[start SUPPLIED RECORDS]

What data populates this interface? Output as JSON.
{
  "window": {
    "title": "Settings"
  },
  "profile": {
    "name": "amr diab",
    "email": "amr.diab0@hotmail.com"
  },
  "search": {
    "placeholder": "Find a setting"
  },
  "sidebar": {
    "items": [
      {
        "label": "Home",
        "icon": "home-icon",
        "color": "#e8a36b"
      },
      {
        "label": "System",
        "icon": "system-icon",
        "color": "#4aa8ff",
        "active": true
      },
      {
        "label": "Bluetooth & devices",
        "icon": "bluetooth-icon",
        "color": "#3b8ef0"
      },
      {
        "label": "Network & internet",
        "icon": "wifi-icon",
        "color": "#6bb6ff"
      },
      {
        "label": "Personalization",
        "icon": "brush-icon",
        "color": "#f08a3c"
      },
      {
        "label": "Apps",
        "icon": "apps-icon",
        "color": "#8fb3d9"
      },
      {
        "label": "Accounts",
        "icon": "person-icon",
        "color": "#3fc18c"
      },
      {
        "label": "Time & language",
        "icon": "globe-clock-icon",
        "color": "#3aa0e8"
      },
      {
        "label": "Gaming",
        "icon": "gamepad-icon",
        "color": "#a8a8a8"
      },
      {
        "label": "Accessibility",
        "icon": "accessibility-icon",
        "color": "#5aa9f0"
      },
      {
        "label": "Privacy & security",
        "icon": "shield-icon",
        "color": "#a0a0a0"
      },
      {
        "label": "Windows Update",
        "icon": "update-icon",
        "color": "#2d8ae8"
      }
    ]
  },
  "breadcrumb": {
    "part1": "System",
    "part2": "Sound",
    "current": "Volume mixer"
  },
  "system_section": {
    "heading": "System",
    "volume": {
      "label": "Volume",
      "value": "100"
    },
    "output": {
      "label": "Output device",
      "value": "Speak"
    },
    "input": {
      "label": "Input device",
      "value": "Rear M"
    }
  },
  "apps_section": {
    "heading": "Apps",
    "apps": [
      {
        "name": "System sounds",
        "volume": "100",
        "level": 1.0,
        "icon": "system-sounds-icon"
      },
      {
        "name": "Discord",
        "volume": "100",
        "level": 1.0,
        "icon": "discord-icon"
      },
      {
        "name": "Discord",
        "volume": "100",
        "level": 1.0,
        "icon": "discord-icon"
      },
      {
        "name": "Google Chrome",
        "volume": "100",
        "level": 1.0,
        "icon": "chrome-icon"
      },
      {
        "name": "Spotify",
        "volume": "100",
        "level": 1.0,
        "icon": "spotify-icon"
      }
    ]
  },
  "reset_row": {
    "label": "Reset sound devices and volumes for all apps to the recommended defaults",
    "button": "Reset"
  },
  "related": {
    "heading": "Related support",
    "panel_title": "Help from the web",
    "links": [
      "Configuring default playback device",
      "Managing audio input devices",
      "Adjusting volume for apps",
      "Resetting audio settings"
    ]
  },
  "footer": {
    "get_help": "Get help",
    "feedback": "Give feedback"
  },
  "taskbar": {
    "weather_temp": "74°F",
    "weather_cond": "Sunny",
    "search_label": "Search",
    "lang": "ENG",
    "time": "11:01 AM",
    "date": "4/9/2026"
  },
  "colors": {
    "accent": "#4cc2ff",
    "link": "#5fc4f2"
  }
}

[end SUPPLIED RECORDS]

### YOUR OBJECTIVE
Every line of the records above needs to be given again exactly.

### THE REPLY
What data populates this interface? Output as JSON.
{
  "window": {
    "title": "Settings"
  },
  "profile": {
    "name": "amr diab",
    "email": "amr.diab0@hotmail.com"
  },
  "search": {
    "placeholder": "Find a setting"
  },
  "sidebar": {
    "items": [
      {
        "label": "Home",
        "icon": "home-icon",
        "color": "#e8a36b"
      },
      {
        "label": "System",
        "icon": "system-icon",
        "color": "#4aa8ff",
        "active": true
      },
      {
        "label": "Bluetooth & devices",
        "icon": "bluetooth-icon",
        "color": "#3b8ef0"
      },
      {
        "label": "Network & internet",
        "icon": "wifi-icon",
        "color": "#6bb6ff"
      },
      {
        "label": "Personalization",
        "icon": "brush-icon",
        "color": "#f08a3c"
      },
      {
        "label": "Apps",
        "icon": "apps-icon",
        "color": "#8fb3d9"
      },
      {
        "label": "Accounts",
        "icon": "person-icon",
        "color": "#3fc18c"
      },
      {
        "label": "Time & language",
        "icon": "globe-clock-icon",
        "color": "#3aa0e8"
      },
      {
        "label": "Gaming",
        "icon": "gamepad-icon",
        "color": "#a8a8a8"
      },
      {
        "label": "Accessibility",
        "icon": "accessibility-icon",
        "color": "#5aa9f0"
      },
      {
        "label": "Privacy & security",
        "icon": "shield-icon",
        "color": "#a0a0a0"
      },
      {
        "label": "Windows Update",
        "icon": "update-icon",
        "color": "#2d8ae8"
      }
    ]
  },
  "breadcrumb": {
    "part1": "System",
    "part2": "Sound",
    "current": "Volume mixer"
  },
  "system_section": {
    "heading": "System",
    "volume": {
      "label": "Volume",
      "value": "100"
    },
    "output": {
      "label": "Output device",
      "value": "Speak"
    },
    "input": {
      "label": "Input device",
      "value": "Rear M"
    }
  },
  "apps_section": {
    "heading": "Apps",
    "apps": [
      {
        "name": "System sounds",
        "volume": "100",
        "level": 1.0,
        "icon": "system-sounds-icon"
      },
      {
        "name": "Discord",
        "volume": "100",
        "level": 1.0,
        "icon": "discord-icon"
      },
      {
        "name": "Discord",
        "volume": "100",
        "level": 1.0,
        "icon": "discord-icon"
      },
      {
        "name": "Google Chrome",
        "volume": "100",
        "level": 1.0,
        "icon": "chrome-icon"
      },
      {
        "name": "Spotify",
        "volume": "100",
        "level": 1.0,
        "icon": "spotify-icon"
      }
    ]
  },
  "reset_row": {
    "label": "Reset sound devices and volumes for all apps to the recommended defaults",
    "button": "Reset"
  },
  "related": {
    "heading": "Related support",
    "panel_title": "Help from the web",
    "links": [
      "Configuring default playback device",
      "Managing audio input devices",
      "Adjusting volume for apps",
      "Resetting audio settings"
    ]
  },
  "footer": {
    "get_help": "Get help",
    "feedback": "Give feedback"
  },
  "taskbar": {
    "weather_temp": "74°F",
    "weather_cond": "Sunny",
    "search_label": "Search",
    "lang": "ENG",
    "time": "11:01 AM",
    "date": "4/9/2026"
  },
  "colors": {
    "accent": "#4cc2ff",
    "link": "#5fc4f2"
  }
}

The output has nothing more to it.